[Data excerpts]
------------------------------------

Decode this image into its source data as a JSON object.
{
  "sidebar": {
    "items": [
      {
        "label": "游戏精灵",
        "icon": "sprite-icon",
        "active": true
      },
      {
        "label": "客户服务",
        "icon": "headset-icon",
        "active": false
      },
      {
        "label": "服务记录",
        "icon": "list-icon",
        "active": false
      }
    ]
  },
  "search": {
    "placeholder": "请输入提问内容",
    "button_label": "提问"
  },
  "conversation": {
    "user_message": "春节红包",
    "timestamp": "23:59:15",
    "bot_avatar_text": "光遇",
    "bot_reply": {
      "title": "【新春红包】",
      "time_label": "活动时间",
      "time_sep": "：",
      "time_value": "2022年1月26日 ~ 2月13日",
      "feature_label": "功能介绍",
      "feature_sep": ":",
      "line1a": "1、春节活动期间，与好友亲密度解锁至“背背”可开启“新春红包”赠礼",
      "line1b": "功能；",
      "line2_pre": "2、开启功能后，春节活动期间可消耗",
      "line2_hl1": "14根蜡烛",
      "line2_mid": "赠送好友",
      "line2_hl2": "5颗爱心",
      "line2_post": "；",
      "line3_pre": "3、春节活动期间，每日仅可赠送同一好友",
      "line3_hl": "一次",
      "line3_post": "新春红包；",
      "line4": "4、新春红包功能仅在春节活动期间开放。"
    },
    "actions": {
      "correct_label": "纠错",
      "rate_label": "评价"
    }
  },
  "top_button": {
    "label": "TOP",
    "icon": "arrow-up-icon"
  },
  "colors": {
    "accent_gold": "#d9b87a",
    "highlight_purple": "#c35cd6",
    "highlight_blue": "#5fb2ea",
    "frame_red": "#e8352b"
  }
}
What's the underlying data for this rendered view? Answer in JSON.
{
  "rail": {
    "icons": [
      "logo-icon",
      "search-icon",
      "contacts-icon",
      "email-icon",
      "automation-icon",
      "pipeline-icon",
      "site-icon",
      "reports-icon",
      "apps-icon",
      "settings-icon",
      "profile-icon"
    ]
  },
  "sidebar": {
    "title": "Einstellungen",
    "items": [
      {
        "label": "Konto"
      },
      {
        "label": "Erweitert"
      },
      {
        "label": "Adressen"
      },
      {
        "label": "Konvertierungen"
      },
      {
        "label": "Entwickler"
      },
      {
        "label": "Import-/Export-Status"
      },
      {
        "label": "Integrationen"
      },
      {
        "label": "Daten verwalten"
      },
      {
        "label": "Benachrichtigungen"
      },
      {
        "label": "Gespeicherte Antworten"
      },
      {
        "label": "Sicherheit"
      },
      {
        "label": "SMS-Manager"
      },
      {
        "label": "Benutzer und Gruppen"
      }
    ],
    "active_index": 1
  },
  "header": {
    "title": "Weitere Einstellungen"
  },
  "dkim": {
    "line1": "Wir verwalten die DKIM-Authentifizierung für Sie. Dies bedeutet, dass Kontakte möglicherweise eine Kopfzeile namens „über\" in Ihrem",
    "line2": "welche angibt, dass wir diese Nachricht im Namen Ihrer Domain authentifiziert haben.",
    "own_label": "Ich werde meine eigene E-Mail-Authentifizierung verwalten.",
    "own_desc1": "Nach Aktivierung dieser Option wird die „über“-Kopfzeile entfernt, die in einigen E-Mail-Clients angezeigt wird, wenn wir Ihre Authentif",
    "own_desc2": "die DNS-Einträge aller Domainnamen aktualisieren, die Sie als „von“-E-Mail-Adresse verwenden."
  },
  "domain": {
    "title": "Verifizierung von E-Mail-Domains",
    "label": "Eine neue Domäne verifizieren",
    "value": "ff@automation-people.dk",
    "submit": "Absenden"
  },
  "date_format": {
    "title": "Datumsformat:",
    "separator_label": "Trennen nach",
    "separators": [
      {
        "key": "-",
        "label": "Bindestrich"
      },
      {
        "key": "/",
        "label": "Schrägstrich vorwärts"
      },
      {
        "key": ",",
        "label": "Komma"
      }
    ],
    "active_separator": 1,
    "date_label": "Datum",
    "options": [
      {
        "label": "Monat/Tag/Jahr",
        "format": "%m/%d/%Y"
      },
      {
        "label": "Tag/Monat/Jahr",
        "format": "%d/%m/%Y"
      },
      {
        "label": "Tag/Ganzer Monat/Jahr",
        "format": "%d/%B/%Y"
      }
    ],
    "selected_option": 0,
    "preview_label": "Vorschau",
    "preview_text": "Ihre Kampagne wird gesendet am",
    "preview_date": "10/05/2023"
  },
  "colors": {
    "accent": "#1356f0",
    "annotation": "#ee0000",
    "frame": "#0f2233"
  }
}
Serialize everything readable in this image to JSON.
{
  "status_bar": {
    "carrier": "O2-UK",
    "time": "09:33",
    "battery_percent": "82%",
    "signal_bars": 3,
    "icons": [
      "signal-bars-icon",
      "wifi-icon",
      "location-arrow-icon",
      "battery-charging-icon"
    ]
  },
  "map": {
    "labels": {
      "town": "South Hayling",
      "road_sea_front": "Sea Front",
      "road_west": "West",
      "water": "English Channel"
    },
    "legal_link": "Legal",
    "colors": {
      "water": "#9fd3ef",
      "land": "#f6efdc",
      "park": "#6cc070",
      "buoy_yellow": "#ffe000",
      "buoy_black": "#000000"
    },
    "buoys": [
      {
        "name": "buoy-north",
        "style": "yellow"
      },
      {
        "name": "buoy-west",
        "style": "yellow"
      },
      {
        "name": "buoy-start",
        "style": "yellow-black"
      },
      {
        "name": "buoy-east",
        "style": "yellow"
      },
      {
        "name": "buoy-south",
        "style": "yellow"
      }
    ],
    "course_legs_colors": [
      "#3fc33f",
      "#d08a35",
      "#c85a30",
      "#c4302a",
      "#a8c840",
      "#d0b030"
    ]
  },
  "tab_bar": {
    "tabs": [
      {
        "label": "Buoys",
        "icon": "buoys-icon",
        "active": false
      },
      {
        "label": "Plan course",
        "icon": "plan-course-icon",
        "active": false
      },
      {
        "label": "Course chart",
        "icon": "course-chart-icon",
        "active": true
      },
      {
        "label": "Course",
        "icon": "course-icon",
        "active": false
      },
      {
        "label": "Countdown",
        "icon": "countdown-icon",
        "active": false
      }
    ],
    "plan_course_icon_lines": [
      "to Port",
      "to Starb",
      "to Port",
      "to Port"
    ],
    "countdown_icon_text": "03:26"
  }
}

------------------------------------

Please quote every record above exactly as it appears.

**Final result**:
Decode this image into its source data as a JSON object.
{
  "sidebar": {
    "items": [
      {
        "label": "游戏精灵",
        "icon": "sprite-icon",
        "active": true
      },
      {
        "label": "客户服务",
        "icon": "headset-icon",
        "active": false
      },
      {
        "label": "服务记录",
        "icon": "list-icon",
        "active": false
      }
    ]
  },
  "search": {
    "placeholder": "请输入提问内容",
    "button_label": "提问"
  },
  "conversation": {
    "user_message": "春节红包",
    "timestamp": "23:59:15",
    "bot_avatar_text": "光遇",
    "bot_reply": {
      "title": "【新春红包】",
      "time_label": "活动时间",
      "time_sep": "：",
      "time_value": "2022年1月26日 ~ 2月13日",
      "feature_label": "功能介绍",
      "feature_sep": ":",
      "line1a": "1、春节活动期间，与好友亲密度解锁至“背背”可开启“新春红包”赠礼",
      "line1b": "功能；",
      "line2_pre": "2、开启功能后，春节活动期间可消耗",
      "line2_hl1": "14根蜡烛",
      "line2_mid": "赠送好友",
      "line2_hl2": "5颗爱心",
      "line2_post": "；",
      "line3_pre": "3、春节活动期间，每日仅可赠送同一好友",
      "line3_hl": "一次",
      "line3_post": "新春红包；",
      "line4": "4、新春红包功能仅在春节活动期间开放。"
    },
    "actions": {
      "correct_label": "纠错",
      "rate_label": "评价"
    }
  },
  "top_button": {
    "label": "TOP",
    "icon": "arrow-up-icon"
  },
  "colors": {
    "accent_gold": "#d9b87a",
    "highlight_purple": "#c35cd6",
    "highlight_blue": "#5fb2ea",
    "frame_red": "#e8352b"
  }
}
What's the underlying data for this rendered view? Answer in JSON.
{
  "rail": {
    "icons": [
      "logo-icon",
      "search-icon",
      "contacts-icon",
      "email-icon",
      "automation-icon",
      "pipeline-icon",
      "site-icon",
      "reports-icon",
      "apps-icon",
      "settings-icon",
      "profile-icon"
    ]
  },
  "sidebar": {
    "title": "Einstellungen",
    "items": [
      {
        "label": "Konto"
      },
      {
        "label": "Erweitert"
      },
      {
        "label": "Adressen"
      },
      {
        "label": "Konvertierungen"
      },
      {
        "label": "Entwickler"
      },
      {
        "label": "Import-/Export-Status"
      },
      {
        "label": "Integrationen"
      },
      {
        "label": "Daten verwalten"
      },
      {
        "label": "Benachrichtigungen"
      },
      {
        "label": "Gespeicherte Antworten"
      },
      {
        "label": "Sicherheit"
      },
      {
        "label": "SMS-Manager"
      },
      {
        "label": "Benutzer und Gruppen"
      }
    ],
    "active_index": 1
  },
  "header": {
    "title": "Weitere Einstellungen"
  },
  "dkim": {
    "line1": "Wir verwalten die DKIM-Authentifizierung für Sie. Dies bedeutet, dass Kontakte möglicherweise eine Kopfzeile namens „über\" in Ihrem",
    "line2": "welche angibt, dass wir diese Nachricht im Namen Ihrer Domain authentifiziert haben.",
    "own_label": "Ich werde meine eigene E-Mail-Authentifizierung verwalten.",
    "own_desc1": "Nach Aktivierung dieser Option wird die „über“-Kopfzeile entfernt, die in einigen E-Mail-Clients angezeigt wird, wenn wir Ihre Authentif",
    "own_desc2": "die DNS-Einträge aller Domainnamen aktualisieren, die Sie als „von“-E-Mail-Adresse verwenden."
  },
  "domain": {
    "title": "Verifizierung von E-Mail-Domains",
    "label": "Eine neue Domäne verifizieren",
    "value": "ff@automation-people.dk",
    "submit": "Absenden"
  },
  "date_format": {
    "title": "Datumsformat:",
    "separator_label": "Trennen nach",
    "separators": [
      {
        "key": "-",
        "label": "Bindestrich"
      },
      {
        "key": "/",
        "label": "Schrägstrich vorwärts"
      },
      {
        "key": ",",
        "label": "Komma"
      }
    ],
    "active_separator": 1,
    "date_label": "Datum",
    "options": [
      {
        "label": "Monat/Tag/Jahr",
        "format": "%m/%d/%Y"
      },
      {
        "label": "Tag/Monat/Jahr",
        "format": "%d/%m/%Y"
      },
      {
        "label": "Tag/Ganzer Monat/Jahr",
        "format": "%d/%B/%Y"
      }
    ],
    "selected_option": 0,
    "preview_label": "Vorschau",
    "preview_text": "Ihre Kampagne wird gesendet am",
    "preview_date": "10/05/2023"
  },
  "colors": {
    "accent": "#1356f0",
    "annotation": "#ee0000",
    "frame": "#0f2233"
  }
}
Serialize everything readable in this image to JSON.
{
  "status_bar": {
    "carrier": "O2-UK",
    "time": "09:33",
    "battery_percent": "82%",
    "signal_bars": 3,
    "icons": [
      "signal-bars-icon",
      "wifi-icon",
      "location-arrow-icon",
      "battery-charging-icon"
    ]
  },
  "map": {
    "labels": {
      "town": "South Hayling",
      "road_sea_front": "Sea Front",
      "road_west": "West",
      "water": "English Channel"
    },
    "legal_link": "Legal",
    "colors": {
      "water": "#9fd3ef",
      "land": "#f6efdc",
      "park": "#6cc070",
      "buoy_yellow": "#ffe000",
      "buoy_black": "#000000"
    },
    "buoys": [
      {
        "name": "buoy-north",
        "style": "yellow"
      },
      {
        "name": "buoy-west",
        "style": "yellow"
      },
      {
        "name": "buoy-start",
        "style": "yellow-black"
      },
      {
        "name": "buoy-east",
        "style": "yellow"
      },
      {
        "name": "buoy-south",
        "style": "yellow"
      }
    ],
    "course_legs_colors": [
      "#3fc33f",
      "#d08a35",
      "#c85a30",
      "#c4302a",
      "#a8c840",
      "#d0b030"
    ]
  },
  "tab_bar": {
    "tabs": [
      {
        "label": "Buoys",
        "icon": "buoys-icon",
        "active": false
      },
      {
        "label": "Plan course",
        "icon": "plan-course-icon",
        "active": false
      },
      {
        "label": "Course chart",
        "icon": "course-chart-icon",
        "active": true
      },
      {
        "label": "Course",
        "icon": "course-icon",
        "active": false
      },
      {
        "label": "Countdown",
        "icon": "countdown-icon",
        "active": false
      }
    ],
    "plan_course_icon_lines": [
      "to Port",
      "to Starb",
      "to Port",
      "to Port"
    ],
    "countdown_icon_text": "03:26"
  }
}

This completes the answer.